■ Exercise task ■
Track down the lines that contain "languages" and copy them.

■ Provided material ■
>> Begin
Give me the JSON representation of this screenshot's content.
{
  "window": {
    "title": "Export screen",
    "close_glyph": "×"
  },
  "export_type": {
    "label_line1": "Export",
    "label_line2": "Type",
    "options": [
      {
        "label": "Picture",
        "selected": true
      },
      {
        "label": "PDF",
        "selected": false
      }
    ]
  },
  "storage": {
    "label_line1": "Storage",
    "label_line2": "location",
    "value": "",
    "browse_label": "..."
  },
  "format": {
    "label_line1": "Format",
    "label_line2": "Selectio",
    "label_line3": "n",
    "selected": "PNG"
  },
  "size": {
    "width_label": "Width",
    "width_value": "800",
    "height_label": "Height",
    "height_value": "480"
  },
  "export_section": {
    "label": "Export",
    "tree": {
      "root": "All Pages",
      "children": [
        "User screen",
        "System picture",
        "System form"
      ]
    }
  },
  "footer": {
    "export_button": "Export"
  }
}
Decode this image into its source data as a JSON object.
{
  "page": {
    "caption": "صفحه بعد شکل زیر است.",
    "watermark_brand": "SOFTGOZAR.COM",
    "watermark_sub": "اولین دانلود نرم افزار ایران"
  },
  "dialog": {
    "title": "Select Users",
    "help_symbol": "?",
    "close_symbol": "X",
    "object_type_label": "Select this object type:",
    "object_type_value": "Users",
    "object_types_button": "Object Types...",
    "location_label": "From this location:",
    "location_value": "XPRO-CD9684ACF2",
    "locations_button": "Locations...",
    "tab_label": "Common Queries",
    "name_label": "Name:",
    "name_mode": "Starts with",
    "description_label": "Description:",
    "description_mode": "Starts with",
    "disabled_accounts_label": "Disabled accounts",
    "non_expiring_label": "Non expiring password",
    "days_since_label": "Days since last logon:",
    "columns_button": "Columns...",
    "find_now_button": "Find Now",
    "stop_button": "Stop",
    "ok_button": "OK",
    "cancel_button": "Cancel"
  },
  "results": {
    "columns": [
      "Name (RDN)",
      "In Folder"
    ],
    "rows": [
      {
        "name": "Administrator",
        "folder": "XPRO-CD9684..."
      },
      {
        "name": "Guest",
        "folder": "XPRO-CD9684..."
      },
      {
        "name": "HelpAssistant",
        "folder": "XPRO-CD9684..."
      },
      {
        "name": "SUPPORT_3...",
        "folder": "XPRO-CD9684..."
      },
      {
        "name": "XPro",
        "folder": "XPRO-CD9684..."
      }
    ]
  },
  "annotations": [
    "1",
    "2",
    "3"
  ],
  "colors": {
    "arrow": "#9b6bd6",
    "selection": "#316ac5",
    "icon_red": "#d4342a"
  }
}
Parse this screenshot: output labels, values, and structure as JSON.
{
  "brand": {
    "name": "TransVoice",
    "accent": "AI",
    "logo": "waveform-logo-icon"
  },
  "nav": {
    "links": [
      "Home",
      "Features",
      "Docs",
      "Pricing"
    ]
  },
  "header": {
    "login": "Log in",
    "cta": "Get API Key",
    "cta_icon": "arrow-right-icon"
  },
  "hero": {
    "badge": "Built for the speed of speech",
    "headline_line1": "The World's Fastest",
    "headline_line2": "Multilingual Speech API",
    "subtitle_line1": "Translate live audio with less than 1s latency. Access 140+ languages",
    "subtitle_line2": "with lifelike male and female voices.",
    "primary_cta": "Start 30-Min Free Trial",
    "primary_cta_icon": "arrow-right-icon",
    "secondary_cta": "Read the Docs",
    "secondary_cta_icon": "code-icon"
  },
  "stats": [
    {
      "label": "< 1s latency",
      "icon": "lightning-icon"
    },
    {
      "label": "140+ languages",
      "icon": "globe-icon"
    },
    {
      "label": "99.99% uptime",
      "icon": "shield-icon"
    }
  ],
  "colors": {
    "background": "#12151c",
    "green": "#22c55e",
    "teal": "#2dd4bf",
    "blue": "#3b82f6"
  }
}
>> End
■ Task solution ■
    "subtitle_line1": "Translate live audio with less than 1s latency. Access 140+ languages",
      "label": "140+ languages",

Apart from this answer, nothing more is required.